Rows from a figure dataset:
■ ■ ■ ■ ■

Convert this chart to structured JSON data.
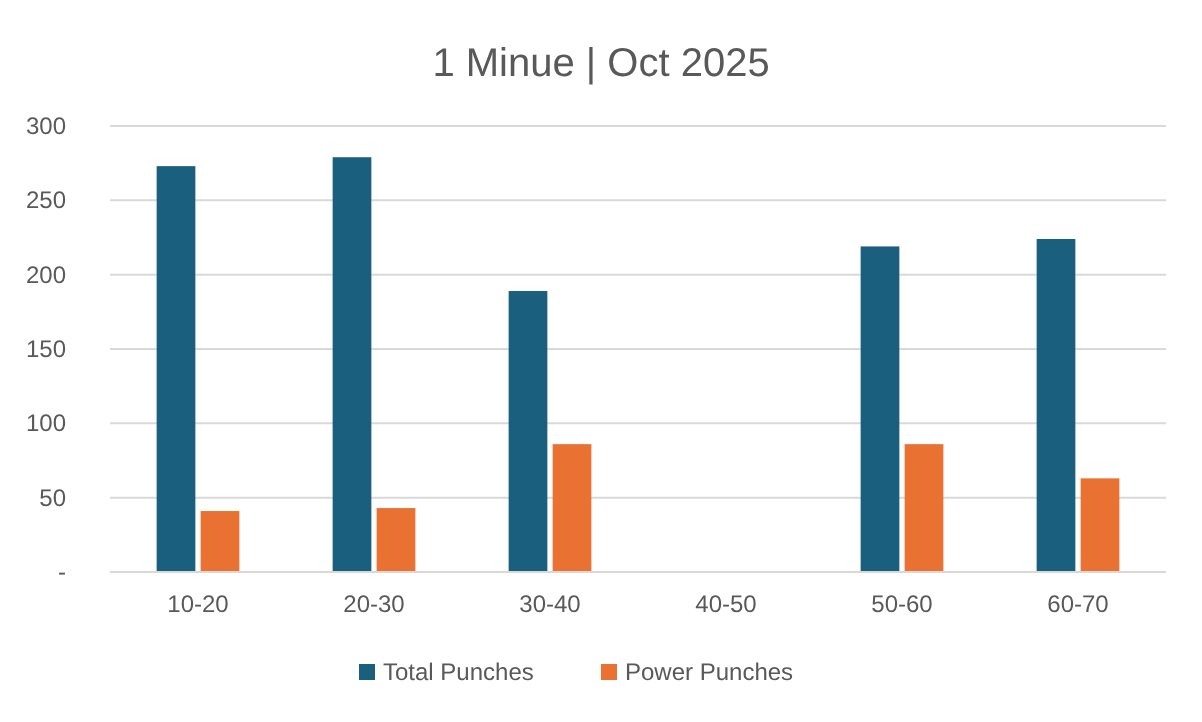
{
  "chart_data": {
    "type": "bar",
    "title": "1 Minue | Oct 2025",
    "categories": [
      "10-20",
      "20-30",
      "30-40",
      "40-50",
      "50-60",
      "60-70"
    ],
    "series": [
      {
        "name": "Total Punches",
        "color": "#1b5f7f",
        "values": [
          273,
          279,
          189,
          null,
          219,
          224
        ]
      },
      {
        "name": "Power Punches",
        "color": "#e97132",
        "values": [
          41,
          43,
          86,
          null,
          86,
          63
        ]
      }
    ],
    "ylim": [
      0,
      300
    ],
    "yticks": [
      {
        "value": 0,
        "label": "-"
      },
      50,
      100,
      150,
      200,
      250,
      300
    ],
    "grid": "y",
    "legend": "bottom"
  }
}
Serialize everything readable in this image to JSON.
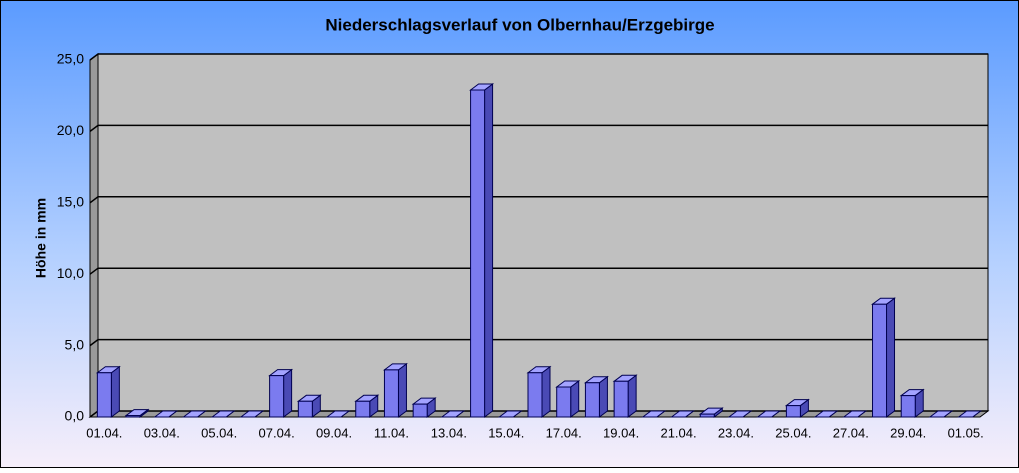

■ ■ ■ ■ ■

** Brief **
Images in the data above are to be skipped. Retype all other material exactly.

** Worked answer **
Convert this chart to structured JSON data.
{
  "chart_data": {
    "type": "bar",
    "title": "1 Minue | Oct 2025",
    "categories": [
      "10-20",
      "20-30",
      "30-40",
      "40-50",
      "50-60",
      "60-70"
    ],
    "series": [
      {
        "name": "Total Punches",
        "color": "#1b5f7f",
        "values": [
          273,
          279,
          189,
          null,
          219,
          224
        ]
      },
      {
        "name": "Power Punches",
        "color": "#e97132",
        "values": [
          41,
          43,
          86,
          null,
          86,
          63
        ]
      }
    ],
    "ylim": [
      0,
      300
    ],
    "yticks": [
      {
        "value": 0,
        "label": "-"
      },
      50,
      100,
      150,
      200,
      250,
      300
    ],
    "grid": "y",
    "legend": "bottom"
  }
}
Serialize everything readable in this image to JSON.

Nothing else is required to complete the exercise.